[Item position records]

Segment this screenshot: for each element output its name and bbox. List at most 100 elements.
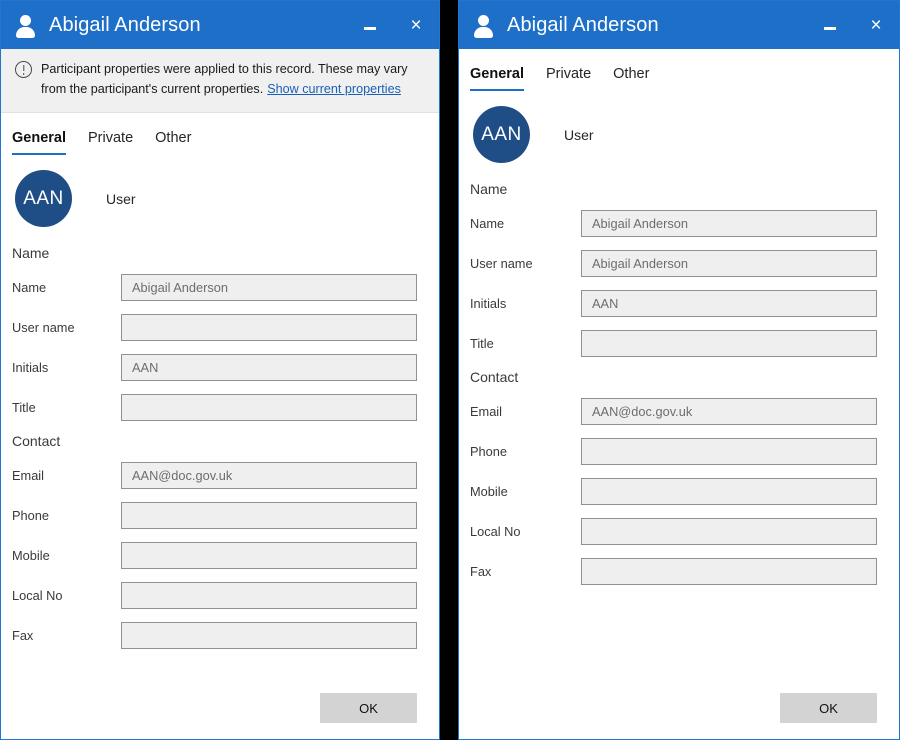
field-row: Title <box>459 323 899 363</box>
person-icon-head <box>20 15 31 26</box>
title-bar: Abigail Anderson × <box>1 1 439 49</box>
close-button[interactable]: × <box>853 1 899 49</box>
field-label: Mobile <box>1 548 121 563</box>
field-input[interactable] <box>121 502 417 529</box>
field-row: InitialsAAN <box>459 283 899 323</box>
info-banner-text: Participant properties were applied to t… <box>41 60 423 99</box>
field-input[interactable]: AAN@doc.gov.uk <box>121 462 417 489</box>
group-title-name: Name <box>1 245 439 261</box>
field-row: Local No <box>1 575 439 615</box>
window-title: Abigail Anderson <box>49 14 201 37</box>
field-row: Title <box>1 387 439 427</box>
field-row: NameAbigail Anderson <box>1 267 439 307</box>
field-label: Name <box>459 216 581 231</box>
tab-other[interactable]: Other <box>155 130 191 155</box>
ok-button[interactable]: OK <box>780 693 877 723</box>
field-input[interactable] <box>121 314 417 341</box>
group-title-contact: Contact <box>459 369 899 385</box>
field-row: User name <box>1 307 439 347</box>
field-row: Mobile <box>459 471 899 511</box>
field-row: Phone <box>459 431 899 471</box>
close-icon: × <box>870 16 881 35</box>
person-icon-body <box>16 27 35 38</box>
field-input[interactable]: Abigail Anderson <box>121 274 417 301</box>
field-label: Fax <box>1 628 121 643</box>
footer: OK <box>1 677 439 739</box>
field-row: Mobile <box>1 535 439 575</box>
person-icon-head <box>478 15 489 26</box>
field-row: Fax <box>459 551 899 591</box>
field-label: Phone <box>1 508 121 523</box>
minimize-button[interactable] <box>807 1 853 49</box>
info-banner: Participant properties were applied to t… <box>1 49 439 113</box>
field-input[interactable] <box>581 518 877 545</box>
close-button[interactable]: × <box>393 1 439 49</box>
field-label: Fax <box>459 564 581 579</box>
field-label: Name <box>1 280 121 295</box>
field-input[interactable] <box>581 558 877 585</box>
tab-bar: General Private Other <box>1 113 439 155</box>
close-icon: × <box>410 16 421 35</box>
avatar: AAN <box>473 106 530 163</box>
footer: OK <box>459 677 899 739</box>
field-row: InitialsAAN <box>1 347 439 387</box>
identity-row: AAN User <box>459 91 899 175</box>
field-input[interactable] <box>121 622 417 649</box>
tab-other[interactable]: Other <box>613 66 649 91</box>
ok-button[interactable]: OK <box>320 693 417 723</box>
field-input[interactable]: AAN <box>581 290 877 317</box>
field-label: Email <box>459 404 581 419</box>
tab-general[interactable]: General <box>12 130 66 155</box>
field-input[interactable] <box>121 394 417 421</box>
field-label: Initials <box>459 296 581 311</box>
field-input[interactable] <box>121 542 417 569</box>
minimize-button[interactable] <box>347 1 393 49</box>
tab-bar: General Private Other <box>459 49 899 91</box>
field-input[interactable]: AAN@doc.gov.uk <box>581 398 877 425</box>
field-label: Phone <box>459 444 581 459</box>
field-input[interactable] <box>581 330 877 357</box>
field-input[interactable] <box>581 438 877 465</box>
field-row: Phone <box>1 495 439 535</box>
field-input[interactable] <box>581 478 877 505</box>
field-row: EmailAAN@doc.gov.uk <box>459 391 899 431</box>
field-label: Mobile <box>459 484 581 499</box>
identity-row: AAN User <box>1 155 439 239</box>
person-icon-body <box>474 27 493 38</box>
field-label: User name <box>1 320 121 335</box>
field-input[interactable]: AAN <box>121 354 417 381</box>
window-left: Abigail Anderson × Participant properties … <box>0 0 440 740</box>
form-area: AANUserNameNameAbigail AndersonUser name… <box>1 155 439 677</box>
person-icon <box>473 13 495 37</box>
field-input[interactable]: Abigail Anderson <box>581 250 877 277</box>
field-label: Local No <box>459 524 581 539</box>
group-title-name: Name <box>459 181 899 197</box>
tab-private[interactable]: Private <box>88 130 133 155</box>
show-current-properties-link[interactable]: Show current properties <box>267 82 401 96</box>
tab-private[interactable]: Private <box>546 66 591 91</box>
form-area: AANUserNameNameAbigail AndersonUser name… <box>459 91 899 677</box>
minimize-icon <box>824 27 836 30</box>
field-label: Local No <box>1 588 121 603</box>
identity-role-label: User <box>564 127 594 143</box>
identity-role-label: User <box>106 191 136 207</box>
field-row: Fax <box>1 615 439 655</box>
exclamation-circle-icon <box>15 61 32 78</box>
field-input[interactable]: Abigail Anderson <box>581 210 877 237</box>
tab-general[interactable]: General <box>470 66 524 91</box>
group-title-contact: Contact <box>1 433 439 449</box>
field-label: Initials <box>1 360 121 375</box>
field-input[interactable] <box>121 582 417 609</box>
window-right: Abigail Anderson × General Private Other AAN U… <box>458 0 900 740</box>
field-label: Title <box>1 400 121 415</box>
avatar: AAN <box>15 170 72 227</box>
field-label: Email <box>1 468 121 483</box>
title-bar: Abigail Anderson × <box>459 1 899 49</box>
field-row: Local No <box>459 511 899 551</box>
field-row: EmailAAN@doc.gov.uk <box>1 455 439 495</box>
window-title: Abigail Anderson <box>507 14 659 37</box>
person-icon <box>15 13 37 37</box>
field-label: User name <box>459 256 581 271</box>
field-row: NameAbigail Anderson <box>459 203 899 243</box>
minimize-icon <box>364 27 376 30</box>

■ Stated problem: Copy every one of the records above word for word, leaving out the pictures.

■ The solution:
Segment this screenshot: for each element output its name and bbox. List at most 100 elements.
field-row: Title <box>459 323 899 363</box>
person-icon-head <box>20 15 31 26</box>
title-bar: Abigail Anderson × <box>1 1 439 49</box>
close-button[interactable]: × <box>853 1 899 49</box>
field-label: Mobile <box>1 548 121 563</box>
field-input[interactable] <box>121 502 417 529</box>
field-row: InitialsAAN <box>459 283 899 323</box>
info-banner-text: Participant properties were applied to t… <box>41 60 423 99</box>
field-input[interactable]: AAN@doc.gov.uk <box>121 462 417 489</box>
group-title-name: Name <box>1 245 439 261</box>
field-row: Local No <box>1 575 439 615</box>
window-title: Abigail Anderson <box>49 14 201 37</box>
field-row: Title <box>1 387 439 427</box>
field-row: NameAbigail Anderson <box>1 267 439 307</box>
field-label: Name <box>459 216 581 231</box>
tab-other[interactable]: Other <box>155 130 191 155</box>
ok-button[interactable]: OK <box>780 693 877 723</box>
field-input[interactable] <box>121 314 417 341</box>
group-title-contact: Contact <box>459 369 899 385</box>
field-row: User name <box>1 307 439 347</box>
field-row: Mobile <box>459 471 899 511</box>
field-row: Phone <box>459 431 899 471</box>
close-icon: × <box>870 16 881 35</box>
person-icon-body <box>16 27 35 38</box>
field-input[interactable]: Abigail Anderson <box>121 274 417 301</box>
field-label: Fax <box>1 628 121 643</box>
footer: OK <box>1 677 439 739</box>
field-row: Mobile <box>1 535 439 575</box>
person-icon-head <box>478 15 489 26</box>
field-row: Fax <box>459 551 899 591</box>
field-label: Phone <box>1 508 121 523</box>
minimize-button[interactable] <box>807 1 853 49</box>
info-banner: Participant properties were applied to t… <box>1 49 439 113</box>
field-input[interactable] <box>581 518 877 545</box>
close-button[interactable]: × <box>393 1 439 49</box>
field-label: Fax <box>459 564 581 579</box>
field-label: Name <box>1 280 121 295</box>
field-input[interactable] <box>581 558 877 585</box>
tab-bar: General Private Other <box>1 113 439 155</box>
close-icon: × <box>410 16 421 35</box>
avatar: AAN <box>473 106 530 163</box>
footer: OK <box>459 677 899 739</box>
field-row: InitialsAAN <box>1 347 439 387</box>
identity-row: AAN User <box>459 91 899 175</box>
field-input[interactable] <box>121 622 417 649</box>
tab-other[interactable]: Other <box>613 66 649 91</box>
ok-button[interactable]: OK <box>320 693 417 723</box>
field-input[interactable]: AAN <box>581 290 877 317</box>
field-label: Email <box>459 404 581 419</box>
tab-general[interactable]: General <box>12 130 66 155</box>
field-input[interactable] <box>121 394 417 421</box>
field-label: Initials <box>459 296 581 311</box>
field-input[interactable] <box>121 542 417 569</box>
minimize-button[interactable] <box>347 1 393 49</box>
tab-bar: General Private Other <box>459 49 899 91</box>
field-input[interactable]: AAN@doc.gov.uk <box>581 398 877 425</box>
field-label: Phone <box>459 444 581 459</box>
field-input[interactable] <box>581 330 877 357</box>
field-input[interactable] <box>581 438 877 465</box>
field-row: Phone <box>1 495 439 535</box>
field-input[interactable] <box>581 478 877 505</box>
field-row: EmailAAN@doc.gov.uk <box>459 391 899 431</box>
field-label: Mobile <box>459 484 581 499</box>
identity-row: AAN User <box>1 155 439 239</box>
person-icon-body <box>474 27 493 38</box>
field-label: User name <box>1 320 121 335</box>
field-input[interactable]: AAN <box>121 354 417 381</box>
window-left: Abigail Anderson × Participant properties … <box>0 0 440 740</box>
form-area: AANUserNameNameAbigail AndersonUser name… <box>1 155 439 677</box>
person-icon <box>473 13 495 37</box>
field-input[interactable]: Abigail Anderson <box>581 250 877 277</box>
field-label: Local No <box>459 524 581 539</box>
group-title-name: Name <box>459 181 899 197</box>
tab-private[interactable]: Private <box>88 130 133 155</box>
show-current-properties-link[interactable]: Show current properties <box>267 82 401 96</box>
tab-private[interactable]: Private <box>546 66 591 91</box>
form-area: AANUserNameNameAbigail AndersonUser name… <box>459 91 899 677</box>
minimize-icon <box>824 27 836 30</box>
field-label: Local No <box>1 588 121 603</box>
identity-role-label: User <box>564 127 594 143</box>
identity-role-label: User <box>106 191 136 207</box>
field-row: Fax <box>1 615 439 655</box>
exclamation-circle-icon <box>15 61 32 78</box>
field-input[interactable]: Abigail Anderson <box>581 210 877 237</box>
tab-general[interactable]: General <box>470 66 524 91</box>
group-title-contact: Contact <box>1 433 439 449</box>
field-label: Initials <box>1 360 121 375</box>
field-input[interactable] <box>121 582 417 609</box>
window-right: Abigail Anderson × General Private Other AAN U… <box>458 0 900 740</box>
field-label: Title <box>1 400 121 415</box>
avatar: AAN <box>15 170 72 227</box>
field-label: Email <box>1 468 121 483</box>
title-bar: Abigail Anderson × <box>459 1 899 49</box>
field-row: Local No <box>459 511 899 551</box>
field-row: EmailAAN@doc.gov.uk <box>1 455 439 495</box>
window-title: Abigail Anderson <box>507 14 659 37</box>
person-icon <box>15 13 37 37</box>
field-label: User name <box>459 256 581 271</box>
field-row: NameAbigail Anderson <box>459 203 899 243</box>
minimize-icon <box>364 27 376 30</box>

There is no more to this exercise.